Your task is to transcribe the data in full.

■ ■ ■ ■ ■ ■ ■

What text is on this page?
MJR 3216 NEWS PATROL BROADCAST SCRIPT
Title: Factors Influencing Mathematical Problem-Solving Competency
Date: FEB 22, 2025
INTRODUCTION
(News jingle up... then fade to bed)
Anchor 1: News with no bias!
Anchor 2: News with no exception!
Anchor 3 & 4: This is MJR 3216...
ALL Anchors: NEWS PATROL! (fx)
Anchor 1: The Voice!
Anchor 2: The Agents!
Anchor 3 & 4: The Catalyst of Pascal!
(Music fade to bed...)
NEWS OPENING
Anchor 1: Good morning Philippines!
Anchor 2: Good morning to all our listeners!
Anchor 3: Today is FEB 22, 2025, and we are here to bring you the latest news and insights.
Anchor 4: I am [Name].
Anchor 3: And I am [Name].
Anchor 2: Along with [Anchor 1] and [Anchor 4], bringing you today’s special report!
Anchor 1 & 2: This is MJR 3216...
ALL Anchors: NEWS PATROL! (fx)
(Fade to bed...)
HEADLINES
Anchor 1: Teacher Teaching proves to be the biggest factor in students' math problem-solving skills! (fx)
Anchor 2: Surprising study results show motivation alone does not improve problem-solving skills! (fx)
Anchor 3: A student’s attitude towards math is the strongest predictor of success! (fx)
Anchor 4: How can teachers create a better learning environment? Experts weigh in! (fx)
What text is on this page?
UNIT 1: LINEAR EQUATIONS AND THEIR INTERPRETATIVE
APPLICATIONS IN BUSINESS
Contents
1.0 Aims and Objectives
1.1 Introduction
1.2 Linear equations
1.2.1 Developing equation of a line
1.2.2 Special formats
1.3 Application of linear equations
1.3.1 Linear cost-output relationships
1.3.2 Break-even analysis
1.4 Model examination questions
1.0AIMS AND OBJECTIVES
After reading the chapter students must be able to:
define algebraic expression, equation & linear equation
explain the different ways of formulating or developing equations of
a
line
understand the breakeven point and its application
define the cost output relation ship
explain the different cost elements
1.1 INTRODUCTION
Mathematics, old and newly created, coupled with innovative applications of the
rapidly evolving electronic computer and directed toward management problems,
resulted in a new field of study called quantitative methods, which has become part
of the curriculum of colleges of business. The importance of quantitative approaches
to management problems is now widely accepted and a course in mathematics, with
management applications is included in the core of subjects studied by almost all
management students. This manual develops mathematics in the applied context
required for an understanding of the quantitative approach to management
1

■ ■ ■ ■ ■ ■ ■

#### ANSWER TO THE TASK:
What text is on this page?
MJR 3216 NEWS PATROL BROADCAST SCRIPT
Title: Factors Influencing Mathematical Problem-Solving Competency
Date: FEB 22, 2025
INTRODUCTION
(News jingle up... then fade to bed)
Anchor 1: News with no bias!
Anchor 2: News with no exception!
Anchor 3 & 4: This is MJR 3216...
ALL Anchors: NEWS PATROL! (fx)
Anchor 1: The Voice!
Anchor 2: The Agents!
Anchor 3 & 4: The Catalyst of Pascal!
(Music fade to bed...)
NEWS OPENING
Anchor 1: Good morning Philippines!
Anchor 2: Good morning to all our listeners!
Anchor 3: Today is FEB 22, 2025, and we are here to bring you the latest news and insights.
Anchor 4: I am [Name].
Anchor 3: And I am [Name].
Anchor 2: Along with [Anchor 1] and [Anchor 4], bringing you today’s special report!
Anchor 1 & 2: This is MJR 3216...
ALL Anchors: NEWS PATROL! (fx)
(Fade to bed...)
HEADLINES
Anchor 1: Teacher Teaching proves to be the biggest factor in students' math problem-solving skills! (fx)
Anchor 2: Surprising study results show motivation alone does not improve problem-solving skills! (fx)
Anchor 3: A student’s attitude towards math is the strongest predictor of success! (fx)
Anchor 4: How can teachers create a better learning environment? Experts weigh in! (fx)
What text is on this page?
UNIT 1: LINEAR EQUATIONS AND THEIR INTERPRETATIVE
APPLICATIONS IN BUSINESS
Contents
1.0 Aims and Objectives
1.1 Introduction
1.2 Linear equations
1.2.1 Developing equation of a line
1.2.2 Special formats
1.3 Application of linear equations
1.3.1 Linear cost-output relationships
1.3.2 Break-even analysis
1.4 Model examination questions
1.0AIMS AND OBJECTIVES
After reading the chapter students must be able to:
define algebraic expression, equation & linear equation
explain the different ways of formulating or developing equations of
a
line
understand the breakeven point and its application
define the cost output relation ship
explain the different cost elements
1.1 INTRODUCTION
Mathematics, old and newly created, coupled with innovative applications of the
rapidly evolving electronic computer and directed toward management problems,
resulted in a new field of study called quantitative methods, which has become part
of the curriculum of colleges of business. The importance of quantitative approaches
to management problems is now widely accepted and a course in mathematics, with
management applications is included in the core of subjects studied by almost all
management students. This manual develops mathematics in the applied context
required for an understanding of the quantitative approach to management
1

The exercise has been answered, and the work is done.